> TASK REQUIREMENTS: Go through the listing below and list every line with "Qarshi".

> MATERIAL FOR THE TASK:
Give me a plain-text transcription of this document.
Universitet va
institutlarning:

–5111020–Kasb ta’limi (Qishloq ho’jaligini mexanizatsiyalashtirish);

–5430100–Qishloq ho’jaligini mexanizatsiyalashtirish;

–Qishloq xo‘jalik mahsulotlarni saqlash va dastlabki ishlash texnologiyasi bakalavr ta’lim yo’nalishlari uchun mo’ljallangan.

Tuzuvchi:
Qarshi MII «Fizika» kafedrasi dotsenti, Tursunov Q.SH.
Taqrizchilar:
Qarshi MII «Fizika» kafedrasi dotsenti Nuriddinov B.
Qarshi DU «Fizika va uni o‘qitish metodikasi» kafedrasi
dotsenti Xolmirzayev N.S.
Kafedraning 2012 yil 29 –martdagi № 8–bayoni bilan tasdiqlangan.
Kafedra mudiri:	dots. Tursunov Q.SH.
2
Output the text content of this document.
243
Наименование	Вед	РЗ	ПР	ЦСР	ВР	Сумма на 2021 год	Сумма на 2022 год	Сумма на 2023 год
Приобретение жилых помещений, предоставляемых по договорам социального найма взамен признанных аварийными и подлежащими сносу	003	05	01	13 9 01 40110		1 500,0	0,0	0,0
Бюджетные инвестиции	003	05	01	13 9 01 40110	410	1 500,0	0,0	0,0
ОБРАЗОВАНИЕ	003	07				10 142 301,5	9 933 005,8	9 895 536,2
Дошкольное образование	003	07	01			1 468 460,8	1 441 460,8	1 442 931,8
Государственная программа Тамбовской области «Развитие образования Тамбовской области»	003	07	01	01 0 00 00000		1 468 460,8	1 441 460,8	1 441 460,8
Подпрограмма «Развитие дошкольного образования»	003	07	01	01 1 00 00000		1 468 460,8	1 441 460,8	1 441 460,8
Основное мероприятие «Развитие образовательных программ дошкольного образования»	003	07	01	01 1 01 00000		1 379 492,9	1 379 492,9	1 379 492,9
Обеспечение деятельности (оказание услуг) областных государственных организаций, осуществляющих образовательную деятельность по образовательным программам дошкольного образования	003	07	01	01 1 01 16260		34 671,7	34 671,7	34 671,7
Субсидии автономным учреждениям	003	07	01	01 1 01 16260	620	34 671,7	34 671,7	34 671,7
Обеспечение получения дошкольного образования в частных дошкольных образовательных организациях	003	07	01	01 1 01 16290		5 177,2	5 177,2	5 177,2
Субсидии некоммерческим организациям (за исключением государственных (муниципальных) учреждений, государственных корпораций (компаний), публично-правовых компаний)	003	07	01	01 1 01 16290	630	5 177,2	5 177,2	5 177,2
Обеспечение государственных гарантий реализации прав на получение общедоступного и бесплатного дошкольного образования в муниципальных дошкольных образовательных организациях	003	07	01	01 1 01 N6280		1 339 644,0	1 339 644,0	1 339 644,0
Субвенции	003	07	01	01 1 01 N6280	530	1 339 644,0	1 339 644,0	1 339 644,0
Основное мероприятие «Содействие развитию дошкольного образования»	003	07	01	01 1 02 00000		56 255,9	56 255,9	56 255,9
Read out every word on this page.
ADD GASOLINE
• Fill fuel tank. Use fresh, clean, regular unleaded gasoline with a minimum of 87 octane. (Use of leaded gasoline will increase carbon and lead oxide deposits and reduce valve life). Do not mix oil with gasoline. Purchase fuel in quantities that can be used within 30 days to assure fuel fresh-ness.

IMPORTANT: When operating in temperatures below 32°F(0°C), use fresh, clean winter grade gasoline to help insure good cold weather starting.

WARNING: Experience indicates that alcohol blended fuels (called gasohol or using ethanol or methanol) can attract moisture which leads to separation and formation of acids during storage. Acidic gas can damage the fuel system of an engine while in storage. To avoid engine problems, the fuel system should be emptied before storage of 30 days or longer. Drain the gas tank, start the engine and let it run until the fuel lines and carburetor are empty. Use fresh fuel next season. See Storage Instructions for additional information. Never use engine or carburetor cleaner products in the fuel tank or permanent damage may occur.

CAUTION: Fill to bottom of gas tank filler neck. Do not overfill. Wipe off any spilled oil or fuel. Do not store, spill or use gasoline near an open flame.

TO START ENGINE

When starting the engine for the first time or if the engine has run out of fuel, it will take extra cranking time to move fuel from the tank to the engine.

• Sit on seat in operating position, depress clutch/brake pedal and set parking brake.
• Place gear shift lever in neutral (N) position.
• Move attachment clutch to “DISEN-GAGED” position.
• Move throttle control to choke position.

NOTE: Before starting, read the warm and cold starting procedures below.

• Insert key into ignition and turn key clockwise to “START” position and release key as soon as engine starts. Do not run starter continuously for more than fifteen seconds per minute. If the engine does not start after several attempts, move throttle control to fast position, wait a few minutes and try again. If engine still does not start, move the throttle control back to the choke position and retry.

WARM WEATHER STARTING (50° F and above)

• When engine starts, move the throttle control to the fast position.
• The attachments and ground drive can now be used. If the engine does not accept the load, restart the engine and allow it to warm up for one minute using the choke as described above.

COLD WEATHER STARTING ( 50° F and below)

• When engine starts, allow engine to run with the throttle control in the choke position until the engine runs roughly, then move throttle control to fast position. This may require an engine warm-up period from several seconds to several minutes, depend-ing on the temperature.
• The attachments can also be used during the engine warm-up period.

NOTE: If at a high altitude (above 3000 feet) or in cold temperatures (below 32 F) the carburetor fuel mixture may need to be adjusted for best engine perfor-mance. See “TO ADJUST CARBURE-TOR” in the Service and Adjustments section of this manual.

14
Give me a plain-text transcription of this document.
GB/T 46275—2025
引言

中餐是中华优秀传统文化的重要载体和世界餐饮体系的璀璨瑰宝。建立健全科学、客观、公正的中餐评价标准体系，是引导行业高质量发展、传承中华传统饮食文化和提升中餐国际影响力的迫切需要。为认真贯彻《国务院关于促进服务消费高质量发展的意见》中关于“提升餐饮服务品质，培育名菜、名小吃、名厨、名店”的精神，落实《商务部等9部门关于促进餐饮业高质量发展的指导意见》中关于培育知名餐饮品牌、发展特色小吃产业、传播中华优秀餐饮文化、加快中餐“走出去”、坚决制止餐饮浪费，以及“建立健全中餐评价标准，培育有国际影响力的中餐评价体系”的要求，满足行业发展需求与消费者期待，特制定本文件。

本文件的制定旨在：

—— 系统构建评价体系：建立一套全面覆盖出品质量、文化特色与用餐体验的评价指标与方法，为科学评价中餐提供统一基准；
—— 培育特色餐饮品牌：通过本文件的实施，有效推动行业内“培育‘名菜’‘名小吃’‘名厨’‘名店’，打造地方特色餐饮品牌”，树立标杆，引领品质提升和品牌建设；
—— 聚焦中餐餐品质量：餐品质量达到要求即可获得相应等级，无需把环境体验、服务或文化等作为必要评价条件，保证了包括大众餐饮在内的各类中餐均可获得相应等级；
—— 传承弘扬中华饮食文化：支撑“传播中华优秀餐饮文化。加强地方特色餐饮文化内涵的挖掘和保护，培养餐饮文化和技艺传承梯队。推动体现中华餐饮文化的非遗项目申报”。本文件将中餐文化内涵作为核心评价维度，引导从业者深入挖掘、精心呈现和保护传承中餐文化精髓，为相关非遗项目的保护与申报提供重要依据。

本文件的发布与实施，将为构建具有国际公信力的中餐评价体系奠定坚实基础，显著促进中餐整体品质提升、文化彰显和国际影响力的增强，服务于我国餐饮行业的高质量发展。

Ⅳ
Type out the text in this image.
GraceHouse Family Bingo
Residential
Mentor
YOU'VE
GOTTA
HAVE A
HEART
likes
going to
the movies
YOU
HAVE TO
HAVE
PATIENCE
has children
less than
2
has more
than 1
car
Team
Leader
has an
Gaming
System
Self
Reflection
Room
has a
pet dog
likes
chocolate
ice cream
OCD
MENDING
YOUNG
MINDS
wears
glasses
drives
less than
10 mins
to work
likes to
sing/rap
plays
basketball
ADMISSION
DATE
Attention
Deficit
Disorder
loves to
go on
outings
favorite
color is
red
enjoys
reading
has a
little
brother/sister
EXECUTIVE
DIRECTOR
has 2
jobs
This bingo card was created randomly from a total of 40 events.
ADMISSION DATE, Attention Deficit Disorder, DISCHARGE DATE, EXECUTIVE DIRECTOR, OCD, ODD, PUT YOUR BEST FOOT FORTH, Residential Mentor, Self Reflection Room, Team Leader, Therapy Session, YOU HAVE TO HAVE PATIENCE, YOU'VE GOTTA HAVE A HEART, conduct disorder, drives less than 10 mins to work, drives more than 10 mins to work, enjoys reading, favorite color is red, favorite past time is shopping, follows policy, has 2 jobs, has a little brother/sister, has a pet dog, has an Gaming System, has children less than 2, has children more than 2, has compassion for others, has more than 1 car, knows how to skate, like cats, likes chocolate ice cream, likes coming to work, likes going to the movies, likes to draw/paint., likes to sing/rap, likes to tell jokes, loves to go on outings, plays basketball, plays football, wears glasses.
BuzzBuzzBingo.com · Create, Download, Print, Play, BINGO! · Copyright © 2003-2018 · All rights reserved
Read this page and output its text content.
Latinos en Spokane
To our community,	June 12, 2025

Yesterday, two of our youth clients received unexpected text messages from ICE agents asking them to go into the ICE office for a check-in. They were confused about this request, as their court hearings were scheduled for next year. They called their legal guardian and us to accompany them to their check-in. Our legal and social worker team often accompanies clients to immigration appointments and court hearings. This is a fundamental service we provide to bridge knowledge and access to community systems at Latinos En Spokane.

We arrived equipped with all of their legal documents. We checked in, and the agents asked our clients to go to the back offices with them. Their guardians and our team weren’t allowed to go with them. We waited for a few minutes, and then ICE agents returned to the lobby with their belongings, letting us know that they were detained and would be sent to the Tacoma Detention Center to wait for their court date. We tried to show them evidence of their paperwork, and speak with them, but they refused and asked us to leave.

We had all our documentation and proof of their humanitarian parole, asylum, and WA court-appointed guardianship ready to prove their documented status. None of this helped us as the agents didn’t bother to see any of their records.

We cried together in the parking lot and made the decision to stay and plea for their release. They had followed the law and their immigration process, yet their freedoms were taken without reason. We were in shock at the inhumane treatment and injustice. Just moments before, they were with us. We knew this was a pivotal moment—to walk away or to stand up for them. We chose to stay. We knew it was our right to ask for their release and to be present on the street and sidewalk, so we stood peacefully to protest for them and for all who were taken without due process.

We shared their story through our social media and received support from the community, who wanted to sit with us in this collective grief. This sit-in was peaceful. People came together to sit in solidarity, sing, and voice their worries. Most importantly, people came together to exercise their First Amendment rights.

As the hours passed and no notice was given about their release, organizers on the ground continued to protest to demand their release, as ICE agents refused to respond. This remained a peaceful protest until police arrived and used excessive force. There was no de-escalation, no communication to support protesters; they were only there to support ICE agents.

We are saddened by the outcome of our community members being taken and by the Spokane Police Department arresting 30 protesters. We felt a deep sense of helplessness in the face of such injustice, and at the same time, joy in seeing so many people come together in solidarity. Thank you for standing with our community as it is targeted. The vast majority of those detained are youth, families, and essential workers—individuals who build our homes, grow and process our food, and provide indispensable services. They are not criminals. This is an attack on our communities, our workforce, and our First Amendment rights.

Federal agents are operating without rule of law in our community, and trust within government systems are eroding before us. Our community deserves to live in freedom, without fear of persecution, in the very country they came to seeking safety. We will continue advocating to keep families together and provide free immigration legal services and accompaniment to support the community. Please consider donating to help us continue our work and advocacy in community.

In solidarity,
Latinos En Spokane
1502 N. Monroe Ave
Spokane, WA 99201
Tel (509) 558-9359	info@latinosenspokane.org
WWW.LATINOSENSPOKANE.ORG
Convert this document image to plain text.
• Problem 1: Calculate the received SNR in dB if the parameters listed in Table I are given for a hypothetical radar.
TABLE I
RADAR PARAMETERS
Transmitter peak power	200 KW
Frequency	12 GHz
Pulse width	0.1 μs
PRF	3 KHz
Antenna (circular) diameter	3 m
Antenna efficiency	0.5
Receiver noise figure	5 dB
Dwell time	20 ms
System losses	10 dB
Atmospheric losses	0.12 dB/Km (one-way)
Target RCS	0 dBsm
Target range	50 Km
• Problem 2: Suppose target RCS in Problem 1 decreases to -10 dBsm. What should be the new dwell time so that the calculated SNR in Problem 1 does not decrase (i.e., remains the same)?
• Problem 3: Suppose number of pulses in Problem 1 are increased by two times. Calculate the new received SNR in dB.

> COMPLETE RESPONSE:
Qarshi MII «Fizika» kafedrasi dotsenti, Tursunov Q.SH.
Qarshi MII «Fizika» kafedrasi dotsenti Nuriddinov B.
Qarshi DU «Fizika va uni o‘qitish metodikasi» kafedrasi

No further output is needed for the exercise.